◆ REQUEST
Select the lines below containing the word "networks".

(Saved data entries)
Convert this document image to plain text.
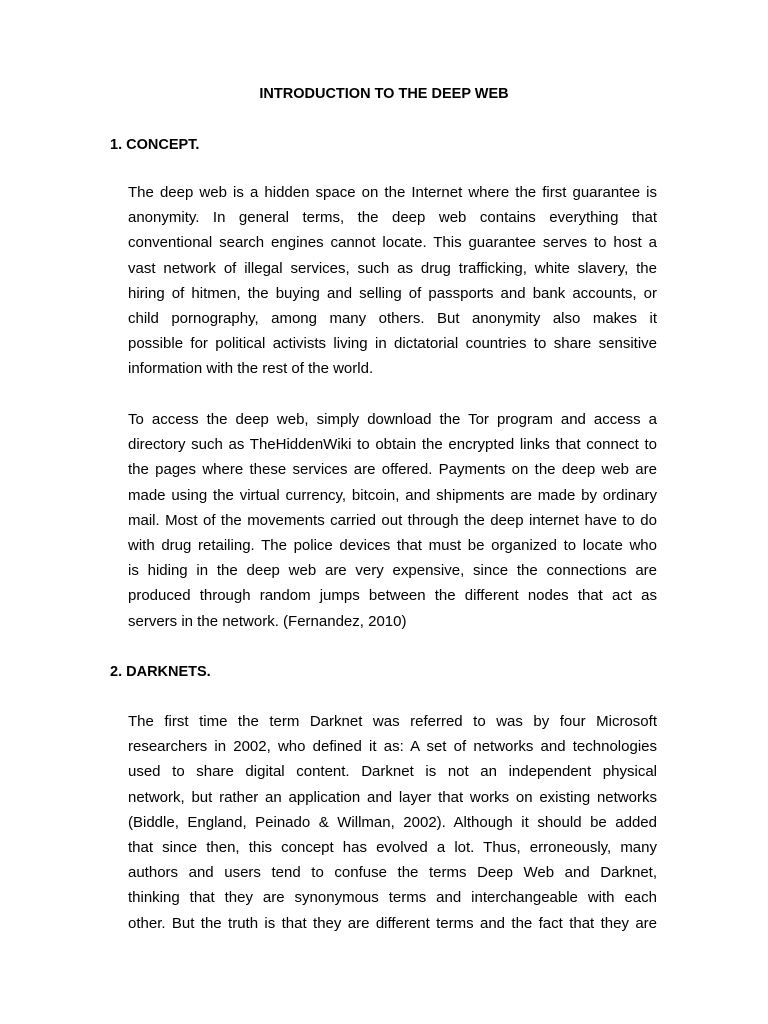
INTRODUCTION TO THE DEEP WEB
1. CONCEPT.
The deep web is a hidden space on the Internet where the first guarantee is
anonymity. In general terms, the deep web contains everything that
conventional search engines cannot locate. This guarantee serves to host a
vast network of illegal services, such as drug trafficking, white slavery, the
hiring of hitmen, the buying and selling of passports and bank accounts, or
child pornography, among many others. But anonymity also makes it
possible for political activists living in dictatorial countries to share sensitive
information with the rest of the world.
To access the deep web, simply download the Tor program and access a
directory such as TheHiddenWiki to obtain the encrypted links that connect to
the pages where these services are offered. Payments on the deep web are
made using the virtual currency, bitcoin, and shipments are made by ordinary
mail. Most of the movements carried out through the deep internet have to do
with drug retailing. The police devices that must be organized to locate who
is hiding in the deep web are very expensive, since the connections are
produced through random jumps between the different nodes that act as
servers in the network. (Fernandez, 2010)
2. DARKNETS.
The first time the term Darknet was referred to was by four Microsoft
researchers in 2002, who defined it as: A set of networks and technologies
used to share digital content. Darknet is not an independent physical
network, but rather an application and layer that works on existing networks
(Biddle, England, Peinado & Willman, 2002). Although it should be added
that since then, this concept has evolved a lot. Thus, erroneously, many
authors and users tend to confuse the terms Deep Web and Darknet,
thinking that they are synonymous terms and interchangeable with each
other. But the truth is that they are different terms and the fact that they are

◆ ANSWER TO THE EXERCISE
researchers in 2002, who defined it as: A set of networks and technologies
network, but rather an application and layer that works on existing networks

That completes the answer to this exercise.